[start of LISTED RECORDS]

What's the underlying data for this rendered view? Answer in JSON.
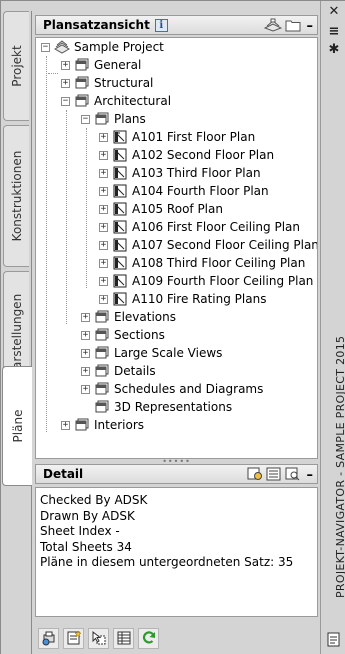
{
  "left_tabs": [
    {
      "label": "Projekt",
      "active": false
    },
    {
      "label": "Konstruktionen",
      "active": false
    },
    {
      "label": "Darstellungen",
      "active": false
    },
    {
      "label": "Pläne",
      "active": true
    }
  ],
  "sheet_set_view": {
    "header": "Plansatzansicht",
    "info_glyph": "i"
  },
  "tree": {
    "root": "Sample Project",
    "general": "General",
    "structural": "Structural",
    "architectural": "Architectural",
    "plans": "Plans",
    "sheets": [
      "A101 First Floor Plan",
      "A102 Second Floor Plan",
      "A103 Third Floor Plan",
      "A104 Fourth Floor Plan",
      "A105 Roof Plan",
      "A106 First Floor Ceiling Plan",
      "A107 Second Floor Ceiling Plan",
      "A108 Third Floor Ceiling Plan",
      "A109 Fourth Floor Ceiling Plan",
      "A110 Fire Rating Plans"
    ],
    "elevations": "Elevations",
    "sections": "Sections",
    "large_scale_views": "Large Scale Views",
    "details": "Details",
    "schedules": "Schedules and Diagrams",
    "representations_3d": "3D Representations",
    "interiors": "Interiors"
  },
  "detail": {
    "header": "Detail",
    "lines": [
      "Checked By ADSK",
      "Drawn By ADSK",
      "Sheet Index -",
      "Total Sheets 34",
      "Pläne in diesem untergeordneten Satz: 35"
    ]
  },
  "right_strip": {
    "title": "PROJEKT-NAVIGATOR - SAMPLE PROJECT 2015",
    "close_glyph": "✕",
    "collapse_glyph": "≡",
    "settings_glyph": "✱"
  },
  "colors": {
    "panel_bg": "#d4d4d4",
    "content_bg": "#ffffff",
    "border": "#9a9a9a",
    "refresh_green": "#2e9a2e"
  }
}
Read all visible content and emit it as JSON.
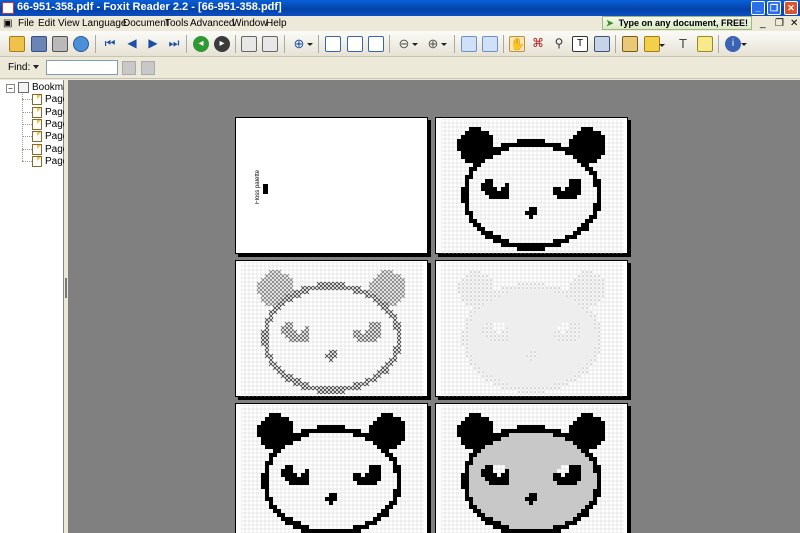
{
  "window": {
    "title": "66-951-358.pdf - Foxit Reader 2.2 - [66-951-358.pdf]"
  },
  "menu": [
    "File",
    "Edit",
    "View",
    "Language",
    "Document",
    "Tools",
    "Advanced",
    "Window",
    "Help"
  ],
  "promo": {
    "text": "Type on any document, FREE!"
  },
  "toolbar": {
    "icons": [
      "open-icon",
      "save-icon",
      "print-icon",
      "email-icon",
      "first-page-icon",
      "previous-page-icon",
      "next-page-icon",
      "last-page-icon",
      "go-back-icon",
      "go-forward-icon",
      "zoom-in-icon",
      "single-page-icon",
      "continuous-page-icon",
      "facing-page-icon",
      "rotate-left-icon",
      "rotate-right-icon",
      "bookmark-panel-icon",
      "thumbnail-panel-icon",
      "hand-tool-icon",
      "select-text-icon",
      "find-icon",
      "typewriter-icon",
      "snapshot-icon",
      "highlight-icon",
      "note-icon",
      "text-tool-icon",
      "comment-icon",
      "info-icon"
    ]
  },
  "find": {
    "label": "Find:",
    "value": ""
  },
  "sidebar": {
    "root": "Bookma",
    "items": [
      "Page",
      "Page",
      "Page",
      "Page",
      "Page",
      "Page"
    ]
  },
  "document": {
    "palette_label": "Floss palette",
    "pages": [
      "cover",
      "panda-bold",
      "panda-cross-outline",
      "panda-faint-dots",
      "panda-bold-2",
      "panda-gray-shaded"
    ]
  }
}
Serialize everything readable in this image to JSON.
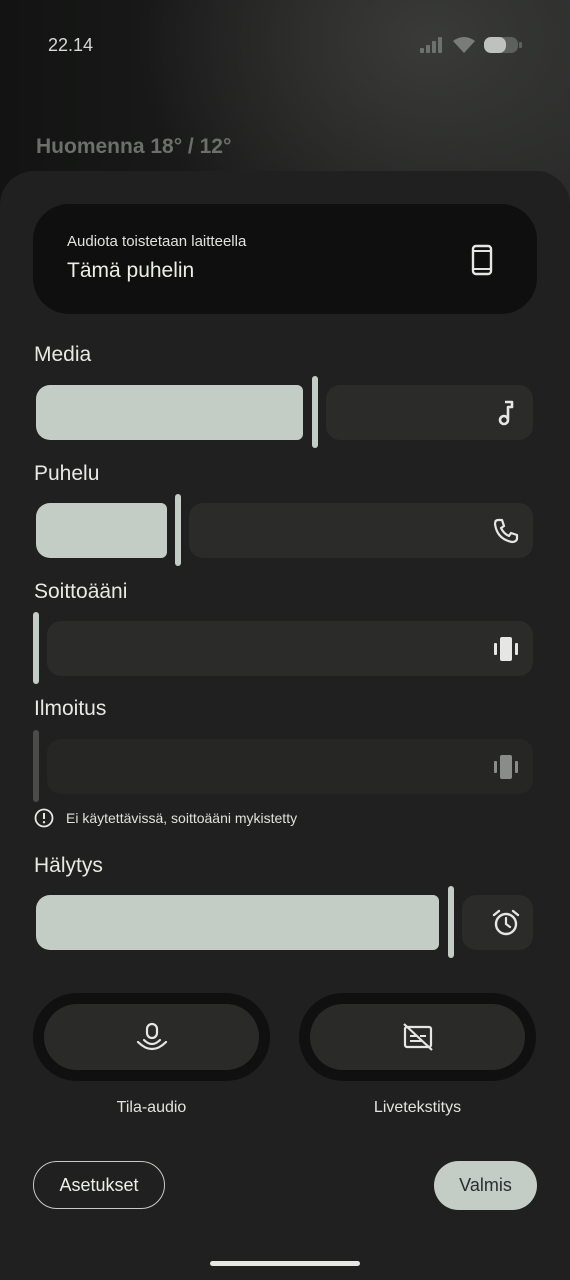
{
  "status_bar": {
    "time": "22.14",
    "icons": [
      "signal-icon",
      "wifi-icon",
      "battery-icon"
    ]
  },
  "weather": {
    "text": "Huomenna 18° / 12°"
  },
  "output": {
    "label": "Audiota toistetaan laitteella",
    "device": "Tämä puhelin",
    "icon": "phone-device-icon"
  },
  "sliders": [
    {
      "id": "media",
      "label": "Media",
      "level": 0.54,
      "icon": "music-note-icon"
    },
    {
      "id": "call",
      "label": "Puhelu",
      "level": 0.27,
      "icon": "phone-icon"
    },
    {
      "id": "ring",
      "label": "Soittoääni",
      "level": 0.0,
      "icon": "vibrate-icon"
    },
    {
      "id": "notification",
      "label": "Ilmoitus",
      "level": 0.0,
      "icon": "vibrate-icon",
      "disabled": true
    },
    {
      "id": "alarm",
      "label": "Hälytys",
      "level": 0.82,
      "icon": "alarm-icon"
    }
  ],
  "notification_note": "Ei käytettävissä, soittoääni mykistetty",
  "toggles": [
    {
      "label": "Tila-audio",
      "icon": "spatial-audio-icon"
    },
    {
      "label": "Livetekstitys",
      "icon": "live-caption-off-icon"
    }
  ],
  "buttons": {
    "settings": "Asetukset",
    "done": "Valmis"
  },
  "colors": {
    "accent": "#c4cdc5",
    "track": "#2b2c2a",
    "panel": "#1f201f"
  }
}
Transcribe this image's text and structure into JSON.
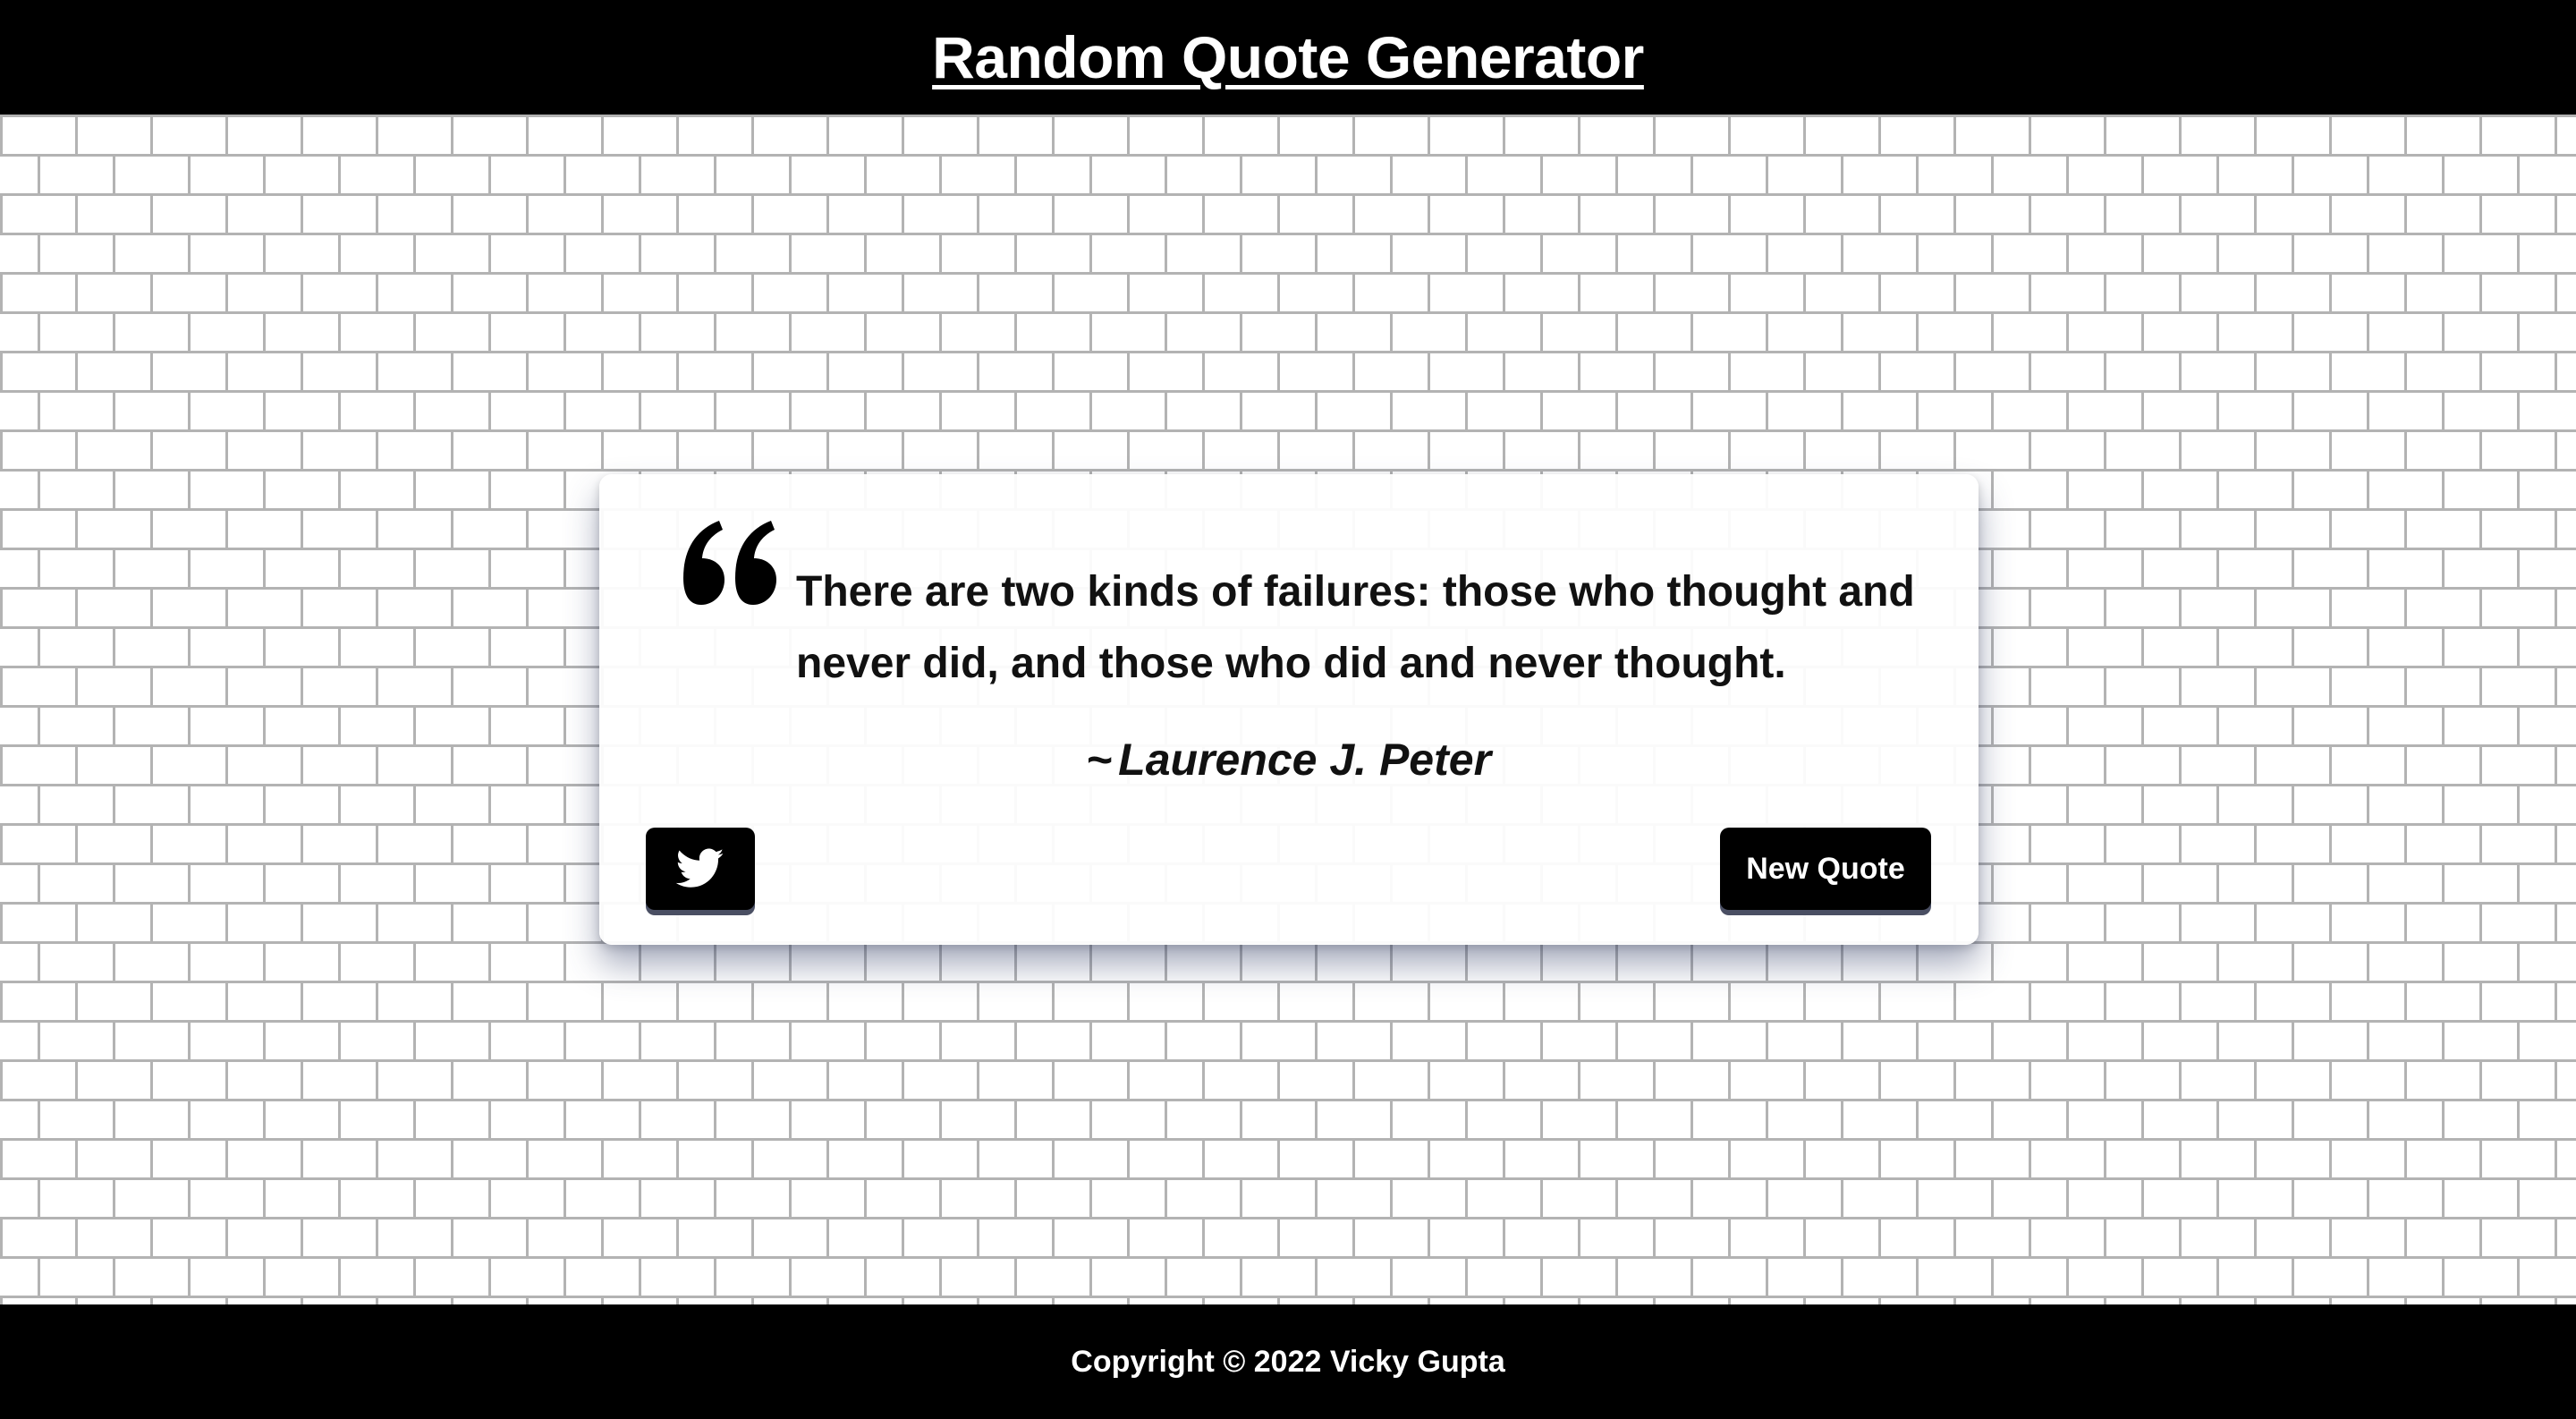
{
  "header": {
    "title": "Random Quote Generator"
  },
  "quote": {
    "text": "There are two kinds of failures: those who thought and never did, and those who did and never thought.",
    "author_prefix": "~",
    "author": "Laurence J. Peter",
    "quote_icon": "quote-left-icon"
  },
  "actions": {
    "tweet_icon": "twitter-icon",
    "new_quote_label": "New Quote"
  },
  "footer": {
    "copyright": "Copyright © 2022 Vicky Gupta"
  },
  "colors": {
    "bar_background": "#000000",
    "bar_text": "#ffffff",
    "wall_mortar": "#b3b3b3",
    "wall_brick": "#ffffff",
    "button_background": "#000000",
    "button_shadow": "#4a4f63"
  }
}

[end of LISTED RECORDS]

Every entry above needs to be retyped exactly; drop the pictures.

**THE OUTPUT:**
What's the underlying data for this rendered view? Answer in JSON.
{
  "left_tabs": [
    {
      "label": "Projekt",
      "active": false
    },
    {
      "label": "Konstruktionen",
      "active": false
    },
    {
      "label": "Darstellungen",
      "active": false
    },
    {
      "label": "Pläne",
      "active": true
    }
  ],
  "sheet_set_view": {
    "header": "Plansatzansicht",
    "info_glyph": "i"
  },
  "tree": {
    "root": "Sample Project",
    "general": "General",
    "structural": "Structural",
    "architectural": "Architectural",
    "plans": "Plans",
    "sheets": [
      "A101 First Floor Plan",
      "A102 Second Floor Plan",
      "A103 Third Floor Plan",
      "A104 Fourth Floor Plan",
      "A105 Roof Plan",
      "A106 First Floor Ceiling Plan",
      "A107 Second Floor Ceiling Plan",
      "A108 Third Floor Ceiling Plan",
      "A109 Fourth Floor Ceiling Plan",
      "A110 Fire Rating Plans"
    ],
    "elevations": "Elevations",
    "sections": "Sections",
    "large_scale_views": "Large Scale Views",
    "details": "Details",
    "schedules": "Schedules and Diagrams",
    "representations_3d": "3D Representations",
    "interiors": "Interiors"
  },
  "detail": {
    "header": "Detail",
    "lines": [
      "Checked By ADSK",
      "Drawn By ADSK",
      "Sheet Index -",
      "Total Sheets 34",
      "Pläne in diesem untergeordneten Satz: 35"
    ]
  },
  "right_strip": {
    "title": "PROJEKT-NAVIGATOR - SAMPLE PROJECT 2015",
    "close_glyph": "✕",
    "collapse_glyph": "≡",
    "settings_glyph": "✱"
  },
  "colors": {
    "panel_bg": "#d4d4d4",
    "content_bg": "#ffffff",
    "border": "#9a9a9a",
    "refresh_green": "#2e9a2e"
  }
}
Read all visible content and emit it as JSON.
{
  "window": {
    "title": "66-951-358.pdf - Foxit Reader 2.2 - [66-951-358.pdf]"
  },
  "menu": [
    "File",
    "Edit",
    "View",
    "Language",
    "Document",
    "Tools",
    "Advanced",
    "Window",
    "Help"
  ],
  "promo": {
    "text": "Type on any document, FREE!"
  },
  "toolbar": {
    "icons": [
      "open-icon",
      "save-icon",
      "print-icon",
      "email-icon",
      "first-page-icon",
      "previous-page-icon",
      "next-page-icon",
      "last-page-icon",
      "go-back-icon",
      "go-forward-icon",
      "zoom-in-icon",
      "single-page-icon",
      "continuous-page-icon",
      "facing-page-icon",
      "rotate-left-icon",
      "rotate-right-icon",
      "bookmark-panel-icon",
      "thumbnail-panel-icon",
      "hand-tool-icon",
      "select-text-icon",
      "find-icon",
      "typewriter-icon",
      "snapshot-icon",
      "highlight-icon",
      "note-icon",
      "text-tool-icon",
      "comment-icon",
      "info-icon"
    ]
  },
  "find": {
    "label": "Find:",
    "value": ""
  },
  "sidebar": {
    "root": "Bookma",
    "items": [
      "Page",
      "Page",
      "Page",
      "Page",
      "Page",
      "Page"
    ]
  },
  "document": {
    "palette_label": "Floss palette",
    "pages": [
      "cover",
      "panda-bold",
      "panda-cross-outline",
      "panda-faint-dots",
      "panda-bold-2",
      "panda-gray-shaded"
    ]
  }
}
Serialize everything readable in this image to JSON.
{
  "status_bar": {
    "time": "22.14",
    "icons": [
      "signal-icon",
      "wifi-icon",
      "battery-icon"
    ]
  },
  "weather": {
    "text": "Huomenna 18° / 12°"
  },
  "output": {
    "label": "Audiota toistetaan laitteella",
    "device": "Tämä puhelin",
    "icon": "phone-device-icon"
  },
  "sliders": [
    {
      "id": "media",
      "label": "Media",
      "level": 0.54,
      "icon": "music-note-icon"
    },
    {
      "id": "call",
      "label": "Puhelu",
      "level": 0.27,
      "icon": "phone-icon"
    },
    {
      "id": "ring",
      "label": "Soittoääni",
      "level": 0.0,
      "icon": "vibrate-icon"
    },
    {
      "id": "notification",
      "label": "Ilmoitus",
      "level": 0.0,
      "icon": "vibrate-icon",
      "disabled": true
    },
    {
      "id": "alarm",
      "label": "Hälytys",
      "level": 0.82,
      "icon": "alarm-icon"
    }
  ],
  "notification_note": "Ei käytettävissä, soittoääni mykistetty",
  "toggles": [
    {
      "label": "Tila-audio",
      "icon": "spatial-audio-icon"
    },
    {
      "label": "Livetekstitys",
      "icon": "live-caption-off-icon"
    }
  ],
  "buttons": {
    "settings": "Asetukset",
    "done": "Valmis"
  },
  "colors": {
    "accent": "#c4cdc5",
    "track": "#2b2c2a",
    "panel": "#1f201f"
  }
}
Transcribe this image's text and structure into JSON.
{
  "header": {
    "title": "Random Quote Generator"
  },
  "quote": {
    "text": "There are two kinds of failures: those who thought and never did, and those who did and never thought.",
    "author_prefix": "~",
    "author": "Laurence J. Peter",
    "quote_icon": "quote-left-icon"
  },
  "actions": {
    "tweet_icon": "twitter-icon",
    "new_quote_label": "New Quote"
  },
  "footer": {
    "copyright": "Copyright © 2022 Vicky Gupta"
  },
  "colors": {
    "bar_background": "#000000",
    "bar_text": "#ffffff",
    "wall_mortar": "#b3b3b3",
    "wall_brick": "#ffffff",
    "button_background": "#000000",
    "button_shadow": "#4a4f63"
  }
}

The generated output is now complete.